Answer with one number: the count of lines in this material that hold the word "européennes".

— START OF RECORDS PROVIDED —

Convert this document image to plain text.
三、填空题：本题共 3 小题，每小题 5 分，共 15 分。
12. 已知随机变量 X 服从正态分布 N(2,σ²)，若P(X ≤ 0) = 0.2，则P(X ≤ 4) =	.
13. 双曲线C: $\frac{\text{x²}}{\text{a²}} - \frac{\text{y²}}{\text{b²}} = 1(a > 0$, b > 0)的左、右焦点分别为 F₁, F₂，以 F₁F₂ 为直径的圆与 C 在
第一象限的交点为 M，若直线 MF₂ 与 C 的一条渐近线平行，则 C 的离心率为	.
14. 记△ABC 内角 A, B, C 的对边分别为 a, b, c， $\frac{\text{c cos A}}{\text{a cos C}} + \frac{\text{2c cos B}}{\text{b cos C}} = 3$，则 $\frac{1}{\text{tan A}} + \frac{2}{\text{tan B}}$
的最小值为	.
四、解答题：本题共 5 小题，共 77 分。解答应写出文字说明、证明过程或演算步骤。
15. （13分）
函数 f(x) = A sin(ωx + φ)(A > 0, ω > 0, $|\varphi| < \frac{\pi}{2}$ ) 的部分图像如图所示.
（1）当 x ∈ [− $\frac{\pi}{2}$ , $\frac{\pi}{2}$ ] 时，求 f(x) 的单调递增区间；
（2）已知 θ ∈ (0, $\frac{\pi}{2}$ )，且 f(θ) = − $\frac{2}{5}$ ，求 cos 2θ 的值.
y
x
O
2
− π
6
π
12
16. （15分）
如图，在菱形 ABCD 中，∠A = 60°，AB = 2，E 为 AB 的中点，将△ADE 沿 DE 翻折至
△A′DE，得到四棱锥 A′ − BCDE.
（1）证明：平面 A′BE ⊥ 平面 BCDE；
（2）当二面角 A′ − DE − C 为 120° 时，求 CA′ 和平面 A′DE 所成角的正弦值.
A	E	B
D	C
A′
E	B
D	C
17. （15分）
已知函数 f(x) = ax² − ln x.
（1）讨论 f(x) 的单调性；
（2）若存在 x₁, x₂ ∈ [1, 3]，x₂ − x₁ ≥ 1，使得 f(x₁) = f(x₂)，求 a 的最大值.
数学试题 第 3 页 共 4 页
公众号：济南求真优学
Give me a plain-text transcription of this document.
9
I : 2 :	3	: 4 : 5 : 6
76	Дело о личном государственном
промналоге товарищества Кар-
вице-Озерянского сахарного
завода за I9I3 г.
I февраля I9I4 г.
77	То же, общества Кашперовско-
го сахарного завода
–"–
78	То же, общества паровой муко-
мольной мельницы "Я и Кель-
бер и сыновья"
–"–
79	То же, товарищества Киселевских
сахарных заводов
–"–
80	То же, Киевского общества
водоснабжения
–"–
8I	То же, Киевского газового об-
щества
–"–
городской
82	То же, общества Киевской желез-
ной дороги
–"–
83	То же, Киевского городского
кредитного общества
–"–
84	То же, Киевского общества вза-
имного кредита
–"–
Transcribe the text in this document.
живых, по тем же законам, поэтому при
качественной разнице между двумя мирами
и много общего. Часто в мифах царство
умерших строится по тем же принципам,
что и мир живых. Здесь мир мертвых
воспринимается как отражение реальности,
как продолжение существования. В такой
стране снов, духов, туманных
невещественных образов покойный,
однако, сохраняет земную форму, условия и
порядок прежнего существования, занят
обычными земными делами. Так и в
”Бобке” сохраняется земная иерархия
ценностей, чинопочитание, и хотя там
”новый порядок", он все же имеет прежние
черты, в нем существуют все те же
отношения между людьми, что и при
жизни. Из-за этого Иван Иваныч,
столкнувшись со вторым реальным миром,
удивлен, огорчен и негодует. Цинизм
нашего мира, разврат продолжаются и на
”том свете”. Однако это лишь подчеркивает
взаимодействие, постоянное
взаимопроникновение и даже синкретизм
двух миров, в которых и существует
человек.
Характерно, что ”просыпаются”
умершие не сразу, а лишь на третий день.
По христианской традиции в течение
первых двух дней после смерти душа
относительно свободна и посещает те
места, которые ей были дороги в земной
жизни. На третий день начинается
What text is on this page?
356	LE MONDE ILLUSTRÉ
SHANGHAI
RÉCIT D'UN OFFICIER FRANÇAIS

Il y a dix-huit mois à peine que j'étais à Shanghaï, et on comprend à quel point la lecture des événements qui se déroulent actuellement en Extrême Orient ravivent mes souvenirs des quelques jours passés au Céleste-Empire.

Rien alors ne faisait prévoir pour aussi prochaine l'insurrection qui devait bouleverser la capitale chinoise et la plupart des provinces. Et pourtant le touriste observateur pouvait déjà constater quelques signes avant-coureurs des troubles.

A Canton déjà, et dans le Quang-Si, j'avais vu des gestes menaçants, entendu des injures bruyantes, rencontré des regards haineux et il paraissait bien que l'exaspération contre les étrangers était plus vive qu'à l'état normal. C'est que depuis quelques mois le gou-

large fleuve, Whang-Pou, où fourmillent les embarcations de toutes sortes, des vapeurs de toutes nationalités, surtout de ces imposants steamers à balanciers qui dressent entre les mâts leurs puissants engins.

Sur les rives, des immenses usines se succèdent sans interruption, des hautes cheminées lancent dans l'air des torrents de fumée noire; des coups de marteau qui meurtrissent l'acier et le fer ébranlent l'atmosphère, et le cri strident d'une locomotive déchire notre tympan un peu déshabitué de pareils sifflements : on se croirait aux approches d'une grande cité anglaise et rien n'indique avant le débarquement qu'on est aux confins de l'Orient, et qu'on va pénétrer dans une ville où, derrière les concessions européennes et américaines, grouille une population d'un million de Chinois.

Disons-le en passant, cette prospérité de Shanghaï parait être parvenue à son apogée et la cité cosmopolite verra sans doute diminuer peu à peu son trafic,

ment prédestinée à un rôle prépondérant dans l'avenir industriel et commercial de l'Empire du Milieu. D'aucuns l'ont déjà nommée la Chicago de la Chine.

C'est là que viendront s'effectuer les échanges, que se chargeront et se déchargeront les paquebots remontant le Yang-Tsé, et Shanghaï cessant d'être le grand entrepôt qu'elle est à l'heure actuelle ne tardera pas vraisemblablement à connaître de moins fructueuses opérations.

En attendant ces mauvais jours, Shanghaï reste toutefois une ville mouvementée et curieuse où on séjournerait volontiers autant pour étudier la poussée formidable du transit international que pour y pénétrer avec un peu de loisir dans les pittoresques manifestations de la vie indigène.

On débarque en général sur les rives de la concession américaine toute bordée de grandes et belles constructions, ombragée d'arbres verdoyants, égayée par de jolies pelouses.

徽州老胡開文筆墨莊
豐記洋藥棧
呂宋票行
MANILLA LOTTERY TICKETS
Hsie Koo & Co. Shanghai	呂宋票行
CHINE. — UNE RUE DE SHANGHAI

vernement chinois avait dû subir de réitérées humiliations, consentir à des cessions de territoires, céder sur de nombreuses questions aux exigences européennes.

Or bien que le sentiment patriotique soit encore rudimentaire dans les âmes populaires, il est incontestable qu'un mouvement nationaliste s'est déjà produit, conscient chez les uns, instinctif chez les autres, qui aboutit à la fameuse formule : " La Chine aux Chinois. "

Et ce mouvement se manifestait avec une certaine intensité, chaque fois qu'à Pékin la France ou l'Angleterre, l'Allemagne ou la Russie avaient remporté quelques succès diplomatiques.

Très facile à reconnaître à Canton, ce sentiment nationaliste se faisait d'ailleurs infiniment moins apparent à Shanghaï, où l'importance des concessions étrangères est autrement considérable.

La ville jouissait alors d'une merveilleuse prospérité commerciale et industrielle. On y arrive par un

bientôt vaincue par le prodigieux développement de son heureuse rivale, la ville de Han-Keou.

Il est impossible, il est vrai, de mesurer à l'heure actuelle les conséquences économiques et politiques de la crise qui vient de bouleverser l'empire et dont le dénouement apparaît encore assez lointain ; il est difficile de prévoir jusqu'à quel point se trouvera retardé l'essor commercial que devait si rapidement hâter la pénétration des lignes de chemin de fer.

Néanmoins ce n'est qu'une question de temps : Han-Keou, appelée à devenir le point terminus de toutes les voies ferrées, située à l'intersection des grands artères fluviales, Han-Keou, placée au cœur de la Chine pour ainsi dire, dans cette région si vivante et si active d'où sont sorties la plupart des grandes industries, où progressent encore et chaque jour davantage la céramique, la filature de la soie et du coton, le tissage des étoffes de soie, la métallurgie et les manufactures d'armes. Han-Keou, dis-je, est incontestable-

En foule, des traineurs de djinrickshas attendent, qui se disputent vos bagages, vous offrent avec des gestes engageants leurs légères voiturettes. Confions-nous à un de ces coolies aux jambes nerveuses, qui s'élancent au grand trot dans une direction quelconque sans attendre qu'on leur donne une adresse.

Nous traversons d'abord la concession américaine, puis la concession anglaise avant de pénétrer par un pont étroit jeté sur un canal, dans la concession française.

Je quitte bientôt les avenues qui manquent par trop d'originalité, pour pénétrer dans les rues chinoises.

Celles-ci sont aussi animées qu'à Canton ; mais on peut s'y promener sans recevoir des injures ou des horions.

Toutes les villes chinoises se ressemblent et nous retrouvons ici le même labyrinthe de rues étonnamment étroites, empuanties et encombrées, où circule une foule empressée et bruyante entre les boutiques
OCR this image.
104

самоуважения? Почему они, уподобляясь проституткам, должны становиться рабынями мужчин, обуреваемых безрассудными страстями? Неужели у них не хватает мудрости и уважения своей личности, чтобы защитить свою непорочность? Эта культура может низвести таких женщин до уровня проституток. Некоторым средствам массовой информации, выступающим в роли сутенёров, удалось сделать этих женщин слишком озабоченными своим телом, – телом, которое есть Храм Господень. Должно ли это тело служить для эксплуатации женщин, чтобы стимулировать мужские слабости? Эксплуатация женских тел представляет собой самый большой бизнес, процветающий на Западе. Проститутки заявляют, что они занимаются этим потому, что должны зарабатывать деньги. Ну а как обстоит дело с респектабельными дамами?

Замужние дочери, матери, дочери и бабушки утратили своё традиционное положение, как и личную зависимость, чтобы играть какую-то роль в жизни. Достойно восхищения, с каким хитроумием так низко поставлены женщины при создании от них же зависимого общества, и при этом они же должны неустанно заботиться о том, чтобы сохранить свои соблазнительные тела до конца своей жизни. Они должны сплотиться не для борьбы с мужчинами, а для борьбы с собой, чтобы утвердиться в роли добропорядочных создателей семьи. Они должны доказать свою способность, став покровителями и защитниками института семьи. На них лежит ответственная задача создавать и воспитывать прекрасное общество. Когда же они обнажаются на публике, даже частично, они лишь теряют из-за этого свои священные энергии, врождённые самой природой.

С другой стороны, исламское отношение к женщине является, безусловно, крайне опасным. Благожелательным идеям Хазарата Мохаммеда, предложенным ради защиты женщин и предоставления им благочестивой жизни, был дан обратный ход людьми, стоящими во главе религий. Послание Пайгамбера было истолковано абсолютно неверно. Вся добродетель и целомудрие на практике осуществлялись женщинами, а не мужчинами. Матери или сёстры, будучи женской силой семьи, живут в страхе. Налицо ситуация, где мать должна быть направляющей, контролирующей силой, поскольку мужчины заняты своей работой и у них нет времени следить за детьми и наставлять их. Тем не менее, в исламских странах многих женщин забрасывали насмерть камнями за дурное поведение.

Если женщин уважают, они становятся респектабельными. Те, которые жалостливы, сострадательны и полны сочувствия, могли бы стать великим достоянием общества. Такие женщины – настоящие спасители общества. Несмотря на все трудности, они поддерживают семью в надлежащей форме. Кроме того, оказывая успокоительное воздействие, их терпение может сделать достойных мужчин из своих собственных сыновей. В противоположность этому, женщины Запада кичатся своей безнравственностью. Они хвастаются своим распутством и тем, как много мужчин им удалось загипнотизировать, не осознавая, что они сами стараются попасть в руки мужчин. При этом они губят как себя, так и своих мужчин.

— END OF RECORDS PROVIDED —

— CORRECT RESULT —
2